* [Task to complete]
Answer with one number: how many lines hold "Ratio".

* [Rows]
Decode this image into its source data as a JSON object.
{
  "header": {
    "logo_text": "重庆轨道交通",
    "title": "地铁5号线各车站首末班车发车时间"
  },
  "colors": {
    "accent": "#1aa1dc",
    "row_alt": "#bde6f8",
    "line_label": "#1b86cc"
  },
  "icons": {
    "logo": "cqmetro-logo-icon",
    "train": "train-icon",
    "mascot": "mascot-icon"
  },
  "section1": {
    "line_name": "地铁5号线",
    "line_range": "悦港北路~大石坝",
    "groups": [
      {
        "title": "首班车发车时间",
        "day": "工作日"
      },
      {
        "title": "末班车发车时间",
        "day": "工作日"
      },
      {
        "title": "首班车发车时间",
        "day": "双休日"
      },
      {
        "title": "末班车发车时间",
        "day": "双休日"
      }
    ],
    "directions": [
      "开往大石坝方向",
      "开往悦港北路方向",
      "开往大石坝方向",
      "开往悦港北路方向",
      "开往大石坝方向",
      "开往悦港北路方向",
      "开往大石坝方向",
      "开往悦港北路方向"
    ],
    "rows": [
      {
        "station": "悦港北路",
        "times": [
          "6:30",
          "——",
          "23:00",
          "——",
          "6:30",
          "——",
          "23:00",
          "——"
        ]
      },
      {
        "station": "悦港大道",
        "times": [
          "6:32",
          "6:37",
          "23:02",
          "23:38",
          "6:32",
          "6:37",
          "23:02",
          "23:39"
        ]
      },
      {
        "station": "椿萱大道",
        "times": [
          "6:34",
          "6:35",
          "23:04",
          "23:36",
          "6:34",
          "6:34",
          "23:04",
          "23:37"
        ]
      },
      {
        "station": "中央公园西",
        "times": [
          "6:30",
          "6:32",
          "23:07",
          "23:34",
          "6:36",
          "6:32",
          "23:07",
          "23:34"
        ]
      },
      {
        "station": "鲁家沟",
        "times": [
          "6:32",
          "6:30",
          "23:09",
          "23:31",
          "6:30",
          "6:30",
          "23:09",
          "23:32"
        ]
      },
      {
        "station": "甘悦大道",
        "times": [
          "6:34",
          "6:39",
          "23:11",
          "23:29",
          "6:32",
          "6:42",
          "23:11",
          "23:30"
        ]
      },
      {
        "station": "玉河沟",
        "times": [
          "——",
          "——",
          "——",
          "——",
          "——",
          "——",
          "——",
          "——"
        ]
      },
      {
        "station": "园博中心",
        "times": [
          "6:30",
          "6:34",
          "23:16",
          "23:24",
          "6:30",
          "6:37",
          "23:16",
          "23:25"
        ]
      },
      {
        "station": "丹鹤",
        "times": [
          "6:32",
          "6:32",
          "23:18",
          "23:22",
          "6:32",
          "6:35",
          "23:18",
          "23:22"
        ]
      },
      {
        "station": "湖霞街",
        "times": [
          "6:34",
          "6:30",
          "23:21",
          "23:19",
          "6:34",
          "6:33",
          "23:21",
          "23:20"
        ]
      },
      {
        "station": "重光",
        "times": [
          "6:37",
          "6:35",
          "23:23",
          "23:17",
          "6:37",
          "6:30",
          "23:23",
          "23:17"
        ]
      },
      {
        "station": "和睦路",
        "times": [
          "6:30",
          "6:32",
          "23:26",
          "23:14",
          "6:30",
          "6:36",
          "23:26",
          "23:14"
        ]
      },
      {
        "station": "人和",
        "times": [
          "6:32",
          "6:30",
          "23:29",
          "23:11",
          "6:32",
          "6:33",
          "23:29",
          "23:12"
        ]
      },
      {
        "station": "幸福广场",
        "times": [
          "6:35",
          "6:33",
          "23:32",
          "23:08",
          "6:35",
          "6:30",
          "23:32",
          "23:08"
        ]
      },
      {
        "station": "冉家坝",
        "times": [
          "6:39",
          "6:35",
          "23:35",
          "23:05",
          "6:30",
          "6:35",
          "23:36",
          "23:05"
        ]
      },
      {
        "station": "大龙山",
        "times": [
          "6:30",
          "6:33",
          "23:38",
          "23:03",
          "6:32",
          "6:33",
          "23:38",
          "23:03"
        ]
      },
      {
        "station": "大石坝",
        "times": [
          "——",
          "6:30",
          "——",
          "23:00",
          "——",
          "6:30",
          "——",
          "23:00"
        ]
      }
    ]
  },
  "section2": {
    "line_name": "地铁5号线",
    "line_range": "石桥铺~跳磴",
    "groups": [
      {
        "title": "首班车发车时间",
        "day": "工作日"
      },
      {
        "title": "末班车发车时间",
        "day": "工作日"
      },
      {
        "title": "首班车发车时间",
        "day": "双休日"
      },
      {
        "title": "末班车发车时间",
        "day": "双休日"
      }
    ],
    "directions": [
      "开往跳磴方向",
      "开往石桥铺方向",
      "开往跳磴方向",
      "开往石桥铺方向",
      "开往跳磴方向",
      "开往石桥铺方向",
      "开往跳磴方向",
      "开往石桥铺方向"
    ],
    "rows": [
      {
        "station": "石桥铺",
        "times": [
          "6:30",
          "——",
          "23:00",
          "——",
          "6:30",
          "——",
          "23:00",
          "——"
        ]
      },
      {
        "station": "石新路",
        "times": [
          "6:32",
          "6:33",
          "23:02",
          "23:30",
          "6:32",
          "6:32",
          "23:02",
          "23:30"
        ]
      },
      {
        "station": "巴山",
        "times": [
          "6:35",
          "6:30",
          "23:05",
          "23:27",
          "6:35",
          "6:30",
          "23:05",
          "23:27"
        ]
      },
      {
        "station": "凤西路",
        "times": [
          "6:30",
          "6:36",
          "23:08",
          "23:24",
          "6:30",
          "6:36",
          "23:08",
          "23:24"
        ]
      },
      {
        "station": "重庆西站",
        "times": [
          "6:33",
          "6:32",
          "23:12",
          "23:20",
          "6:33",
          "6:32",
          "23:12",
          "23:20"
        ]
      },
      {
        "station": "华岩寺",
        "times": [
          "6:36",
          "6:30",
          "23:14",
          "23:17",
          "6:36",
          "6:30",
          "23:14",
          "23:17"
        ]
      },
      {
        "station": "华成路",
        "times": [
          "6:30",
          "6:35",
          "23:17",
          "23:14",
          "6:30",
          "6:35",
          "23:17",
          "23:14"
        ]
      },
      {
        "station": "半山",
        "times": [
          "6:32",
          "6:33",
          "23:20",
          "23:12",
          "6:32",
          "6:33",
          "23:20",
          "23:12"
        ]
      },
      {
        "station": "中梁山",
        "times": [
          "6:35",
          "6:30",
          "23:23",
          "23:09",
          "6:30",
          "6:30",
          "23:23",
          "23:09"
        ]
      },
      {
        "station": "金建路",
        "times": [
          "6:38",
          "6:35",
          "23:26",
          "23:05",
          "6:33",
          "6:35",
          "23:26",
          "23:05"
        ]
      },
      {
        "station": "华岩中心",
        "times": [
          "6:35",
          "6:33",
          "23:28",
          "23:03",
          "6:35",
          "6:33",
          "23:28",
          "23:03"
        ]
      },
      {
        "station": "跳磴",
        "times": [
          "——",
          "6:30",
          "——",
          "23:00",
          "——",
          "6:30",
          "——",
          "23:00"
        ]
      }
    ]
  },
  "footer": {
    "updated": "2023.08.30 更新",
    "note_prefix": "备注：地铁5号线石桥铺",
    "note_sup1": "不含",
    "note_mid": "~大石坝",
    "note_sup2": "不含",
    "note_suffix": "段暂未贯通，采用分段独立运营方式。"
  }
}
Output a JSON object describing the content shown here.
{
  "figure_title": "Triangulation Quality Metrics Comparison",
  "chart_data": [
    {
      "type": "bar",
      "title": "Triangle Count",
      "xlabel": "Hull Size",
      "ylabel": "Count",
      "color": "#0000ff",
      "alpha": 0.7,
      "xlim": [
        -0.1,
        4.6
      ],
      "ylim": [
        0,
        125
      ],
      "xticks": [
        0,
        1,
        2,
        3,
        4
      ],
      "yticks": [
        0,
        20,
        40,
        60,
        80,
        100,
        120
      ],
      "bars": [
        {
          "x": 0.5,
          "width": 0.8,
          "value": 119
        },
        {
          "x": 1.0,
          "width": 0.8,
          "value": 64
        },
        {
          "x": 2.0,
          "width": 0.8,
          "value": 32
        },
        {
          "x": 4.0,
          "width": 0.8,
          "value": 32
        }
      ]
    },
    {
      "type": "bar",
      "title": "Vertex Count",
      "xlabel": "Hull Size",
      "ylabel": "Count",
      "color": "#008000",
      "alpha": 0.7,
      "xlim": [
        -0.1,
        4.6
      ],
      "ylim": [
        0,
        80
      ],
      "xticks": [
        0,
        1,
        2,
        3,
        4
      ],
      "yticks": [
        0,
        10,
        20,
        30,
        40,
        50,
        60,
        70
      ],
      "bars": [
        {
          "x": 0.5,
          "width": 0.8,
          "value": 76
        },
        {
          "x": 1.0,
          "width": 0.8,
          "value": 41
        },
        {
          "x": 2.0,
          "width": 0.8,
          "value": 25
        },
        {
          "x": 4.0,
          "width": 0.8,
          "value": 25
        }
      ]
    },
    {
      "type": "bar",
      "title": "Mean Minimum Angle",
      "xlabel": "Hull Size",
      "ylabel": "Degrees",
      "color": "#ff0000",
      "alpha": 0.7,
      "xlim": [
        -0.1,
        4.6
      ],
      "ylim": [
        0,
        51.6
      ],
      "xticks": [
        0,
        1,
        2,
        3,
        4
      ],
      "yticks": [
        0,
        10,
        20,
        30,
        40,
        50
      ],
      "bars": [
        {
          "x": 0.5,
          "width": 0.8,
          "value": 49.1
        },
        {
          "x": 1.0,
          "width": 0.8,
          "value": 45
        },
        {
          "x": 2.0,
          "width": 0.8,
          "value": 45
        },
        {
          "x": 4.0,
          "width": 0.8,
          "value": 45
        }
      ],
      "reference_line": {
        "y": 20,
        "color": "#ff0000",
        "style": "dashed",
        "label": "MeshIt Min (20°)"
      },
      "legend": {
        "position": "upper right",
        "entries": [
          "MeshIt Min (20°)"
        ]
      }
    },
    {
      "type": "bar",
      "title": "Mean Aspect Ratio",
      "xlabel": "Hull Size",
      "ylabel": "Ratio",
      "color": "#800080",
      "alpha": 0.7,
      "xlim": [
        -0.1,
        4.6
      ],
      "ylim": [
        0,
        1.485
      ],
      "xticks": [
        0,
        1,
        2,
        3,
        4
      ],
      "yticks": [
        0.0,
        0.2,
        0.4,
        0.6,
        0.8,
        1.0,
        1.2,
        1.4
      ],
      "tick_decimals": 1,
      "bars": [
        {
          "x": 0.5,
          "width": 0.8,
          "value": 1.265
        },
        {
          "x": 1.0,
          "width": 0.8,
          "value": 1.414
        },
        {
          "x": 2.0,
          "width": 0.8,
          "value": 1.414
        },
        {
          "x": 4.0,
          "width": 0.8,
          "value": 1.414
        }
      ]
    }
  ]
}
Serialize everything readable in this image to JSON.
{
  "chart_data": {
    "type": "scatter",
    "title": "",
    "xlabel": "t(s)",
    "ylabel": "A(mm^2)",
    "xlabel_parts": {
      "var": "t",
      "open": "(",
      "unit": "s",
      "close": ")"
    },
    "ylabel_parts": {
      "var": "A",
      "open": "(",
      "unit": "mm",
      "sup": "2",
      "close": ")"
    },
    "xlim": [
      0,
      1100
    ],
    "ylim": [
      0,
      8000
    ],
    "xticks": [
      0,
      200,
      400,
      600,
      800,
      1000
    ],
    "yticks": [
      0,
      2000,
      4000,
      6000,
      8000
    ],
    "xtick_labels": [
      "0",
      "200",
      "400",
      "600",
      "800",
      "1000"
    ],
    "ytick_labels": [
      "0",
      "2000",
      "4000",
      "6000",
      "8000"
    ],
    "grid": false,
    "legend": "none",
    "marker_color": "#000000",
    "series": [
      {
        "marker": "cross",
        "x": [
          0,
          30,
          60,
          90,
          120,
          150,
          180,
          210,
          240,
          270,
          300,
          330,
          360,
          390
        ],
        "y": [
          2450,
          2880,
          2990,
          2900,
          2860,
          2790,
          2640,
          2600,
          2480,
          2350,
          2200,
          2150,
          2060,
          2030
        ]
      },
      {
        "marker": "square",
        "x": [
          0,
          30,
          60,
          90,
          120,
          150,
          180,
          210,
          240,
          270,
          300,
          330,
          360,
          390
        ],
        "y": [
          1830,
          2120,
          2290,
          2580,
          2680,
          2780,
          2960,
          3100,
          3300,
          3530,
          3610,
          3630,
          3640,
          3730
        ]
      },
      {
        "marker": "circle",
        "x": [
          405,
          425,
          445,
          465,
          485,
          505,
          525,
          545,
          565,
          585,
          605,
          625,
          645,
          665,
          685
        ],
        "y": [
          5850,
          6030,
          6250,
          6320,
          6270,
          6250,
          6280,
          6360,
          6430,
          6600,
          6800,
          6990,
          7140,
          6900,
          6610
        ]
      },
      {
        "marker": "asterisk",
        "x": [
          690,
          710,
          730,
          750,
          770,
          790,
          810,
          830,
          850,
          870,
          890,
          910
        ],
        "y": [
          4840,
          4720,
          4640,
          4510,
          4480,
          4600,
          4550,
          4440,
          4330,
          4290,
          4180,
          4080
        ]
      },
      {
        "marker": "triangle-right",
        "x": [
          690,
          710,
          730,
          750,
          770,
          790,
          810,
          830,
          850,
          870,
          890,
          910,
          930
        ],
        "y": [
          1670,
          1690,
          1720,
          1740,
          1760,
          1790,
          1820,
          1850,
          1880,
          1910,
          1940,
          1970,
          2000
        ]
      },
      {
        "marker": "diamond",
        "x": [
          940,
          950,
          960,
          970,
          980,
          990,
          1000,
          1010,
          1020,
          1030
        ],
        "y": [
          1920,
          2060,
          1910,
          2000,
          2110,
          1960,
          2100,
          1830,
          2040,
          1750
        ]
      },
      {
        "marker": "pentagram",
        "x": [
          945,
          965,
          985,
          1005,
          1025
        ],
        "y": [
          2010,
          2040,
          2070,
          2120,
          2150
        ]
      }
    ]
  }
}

* [The response]
2